*OBJECTIVE*
Wherever a line holds the word "text", copy that line out.

*ITEMS*
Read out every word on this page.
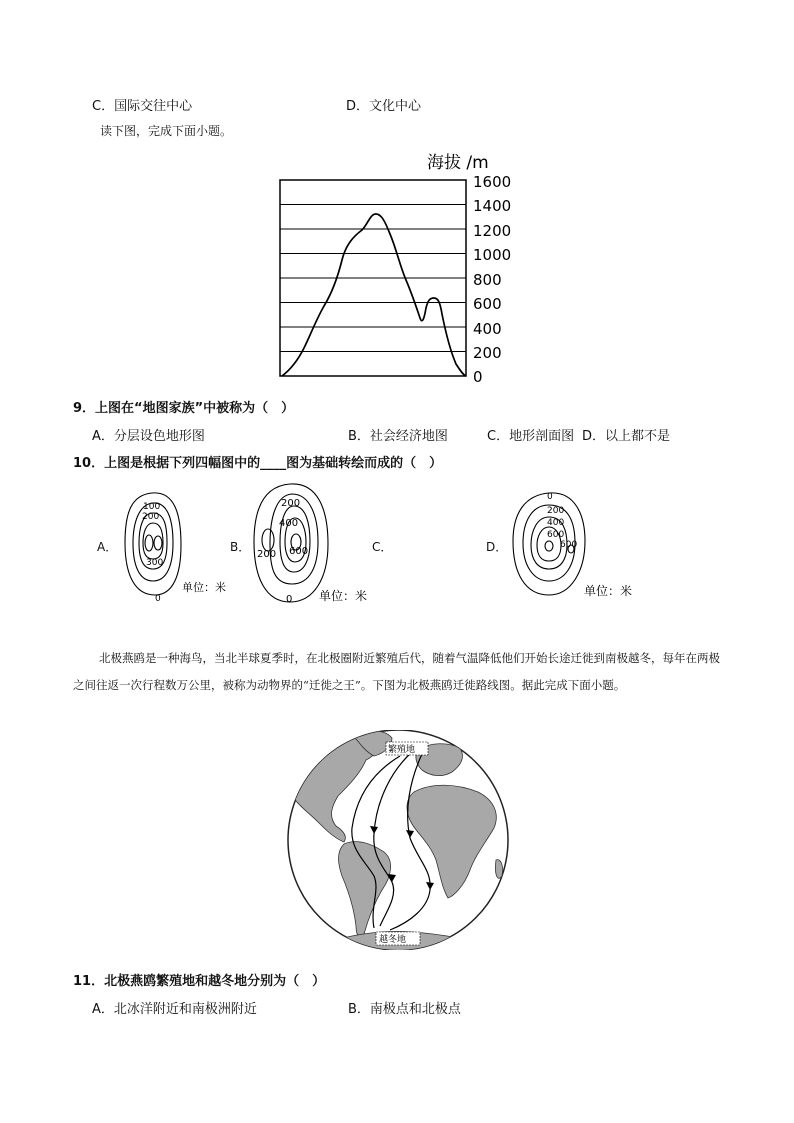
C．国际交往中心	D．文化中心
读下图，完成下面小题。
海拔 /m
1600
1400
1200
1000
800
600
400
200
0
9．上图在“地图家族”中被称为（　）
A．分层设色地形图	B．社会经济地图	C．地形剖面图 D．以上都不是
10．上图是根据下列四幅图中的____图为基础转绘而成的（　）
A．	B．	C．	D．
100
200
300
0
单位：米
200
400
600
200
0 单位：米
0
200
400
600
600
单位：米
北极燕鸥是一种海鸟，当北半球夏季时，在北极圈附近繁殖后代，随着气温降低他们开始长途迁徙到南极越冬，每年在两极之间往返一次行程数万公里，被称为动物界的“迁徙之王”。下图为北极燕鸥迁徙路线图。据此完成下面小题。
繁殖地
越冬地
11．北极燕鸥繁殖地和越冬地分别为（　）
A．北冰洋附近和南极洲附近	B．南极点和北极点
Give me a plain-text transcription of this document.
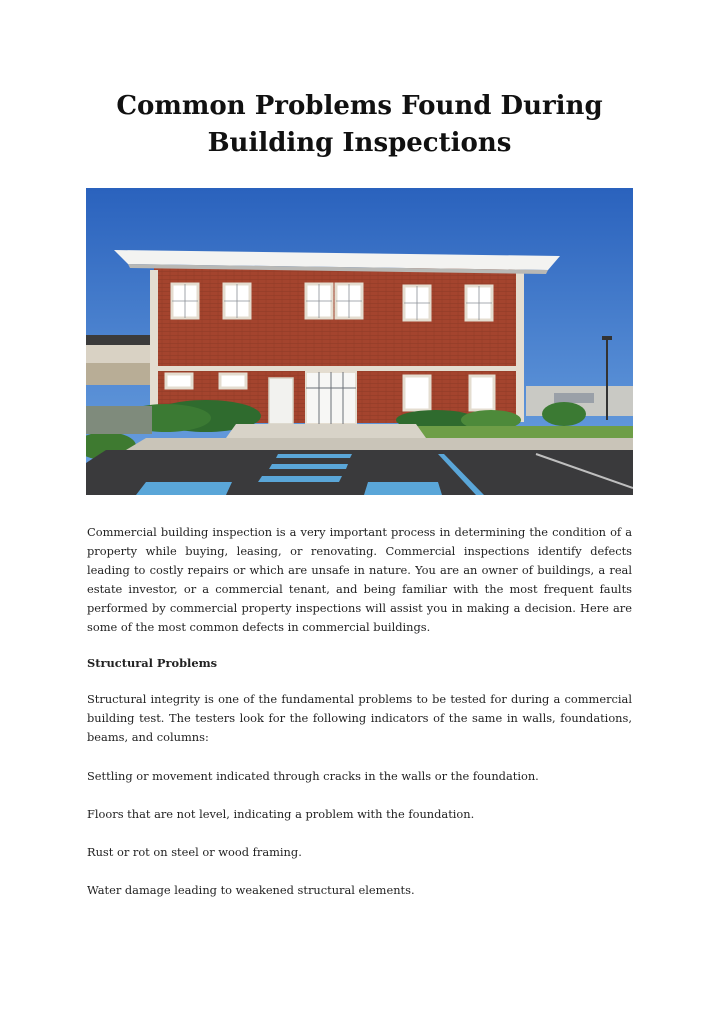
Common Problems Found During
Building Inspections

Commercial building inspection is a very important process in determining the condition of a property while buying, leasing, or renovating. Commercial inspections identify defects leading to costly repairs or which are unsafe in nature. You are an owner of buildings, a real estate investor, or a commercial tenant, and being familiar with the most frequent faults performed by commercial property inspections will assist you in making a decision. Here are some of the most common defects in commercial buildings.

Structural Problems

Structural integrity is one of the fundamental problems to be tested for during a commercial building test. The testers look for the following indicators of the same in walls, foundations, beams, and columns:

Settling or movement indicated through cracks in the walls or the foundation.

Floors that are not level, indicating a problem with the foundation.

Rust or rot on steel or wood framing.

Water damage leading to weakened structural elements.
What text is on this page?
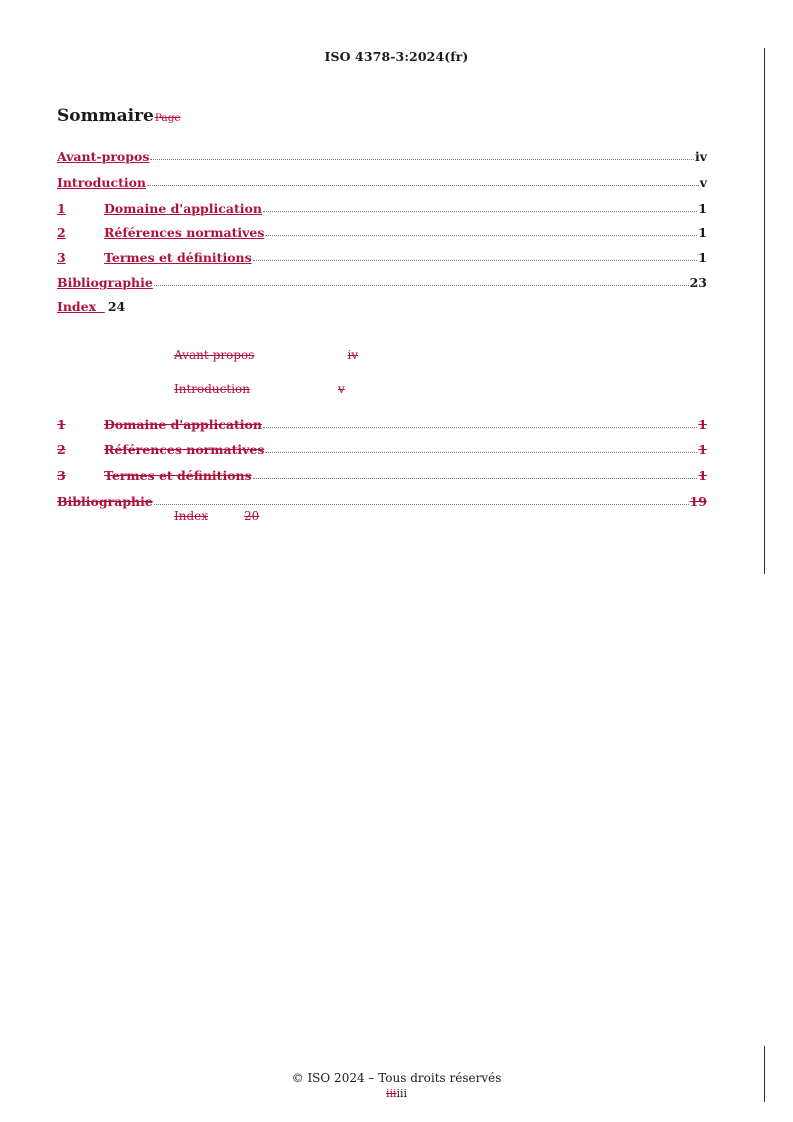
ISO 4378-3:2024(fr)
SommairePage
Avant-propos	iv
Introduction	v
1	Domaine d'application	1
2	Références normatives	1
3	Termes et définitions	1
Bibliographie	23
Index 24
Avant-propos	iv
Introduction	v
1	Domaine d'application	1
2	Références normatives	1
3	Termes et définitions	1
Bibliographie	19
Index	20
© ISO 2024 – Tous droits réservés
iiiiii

*ANSWER FOR THE TASK*
Give me a plain-text transcription of this document.
What text is on this page?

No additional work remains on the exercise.